__Given instruction__. Show every line in the entries below where the word "description" appears.

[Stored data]
= = = =

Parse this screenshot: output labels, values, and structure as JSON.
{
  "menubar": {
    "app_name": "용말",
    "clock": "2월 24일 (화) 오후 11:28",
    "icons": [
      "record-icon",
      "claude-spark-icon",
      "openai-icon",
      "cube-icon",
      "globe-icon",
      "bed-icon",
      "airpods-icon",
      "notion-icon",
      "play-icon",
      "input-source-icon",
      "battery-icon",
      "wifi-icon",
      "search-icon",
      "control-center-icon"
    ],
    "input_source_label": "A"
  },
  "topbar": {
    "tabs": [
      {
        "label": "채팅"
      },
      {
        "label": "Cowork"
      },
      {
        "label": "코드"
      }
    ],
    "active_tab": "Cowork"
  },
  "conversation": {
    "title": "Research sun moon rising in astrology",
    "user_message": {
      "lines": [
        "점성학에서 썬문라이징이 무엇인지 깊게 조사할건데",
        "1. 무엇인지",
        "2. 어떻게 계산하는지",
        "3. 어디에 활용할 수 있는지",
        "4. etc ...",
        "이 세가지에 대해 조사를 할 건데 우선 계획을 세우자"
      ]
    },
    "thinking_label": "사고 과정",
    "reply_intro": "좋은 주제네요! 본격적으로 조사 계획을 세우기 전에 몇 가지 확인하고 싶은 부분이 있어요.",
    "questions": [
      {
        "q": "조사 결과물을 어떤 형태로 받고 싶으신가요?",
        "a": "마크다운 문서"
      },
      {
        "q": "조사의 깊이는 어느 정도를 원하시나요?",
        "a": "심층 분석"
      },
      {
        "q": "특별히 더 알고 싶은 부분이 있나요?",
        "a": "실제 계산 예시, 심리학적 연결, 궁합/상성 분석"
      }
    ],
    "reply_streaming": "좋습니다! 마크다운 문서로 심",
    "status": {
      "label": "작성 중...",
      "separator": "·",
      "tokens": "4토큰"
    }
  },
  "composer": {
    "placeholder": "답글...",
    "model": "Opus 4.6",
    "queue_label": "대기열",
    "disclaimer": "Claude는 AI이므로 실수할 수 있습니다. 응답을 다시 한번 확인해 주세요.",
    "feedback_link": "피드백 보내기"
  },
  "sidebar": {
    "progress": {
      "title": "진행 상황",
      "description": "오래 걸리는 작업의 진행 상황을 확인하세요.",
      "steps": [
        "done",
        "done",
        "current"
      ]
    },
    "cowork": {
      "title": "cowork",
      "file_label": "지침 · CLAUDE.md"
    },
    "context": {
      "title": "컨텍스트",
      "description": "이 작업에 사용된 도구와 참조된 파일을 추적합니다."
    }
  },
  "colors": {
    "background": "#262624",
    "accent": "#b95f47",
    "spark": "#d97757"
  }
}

= = = =

__Finished exercise__.
      "description": "오래 걸리는 작업의 진행 상황을 확인하세요.",
      "description": "이 작업에 사용된 도구와 참조된 파일을 추적합니다."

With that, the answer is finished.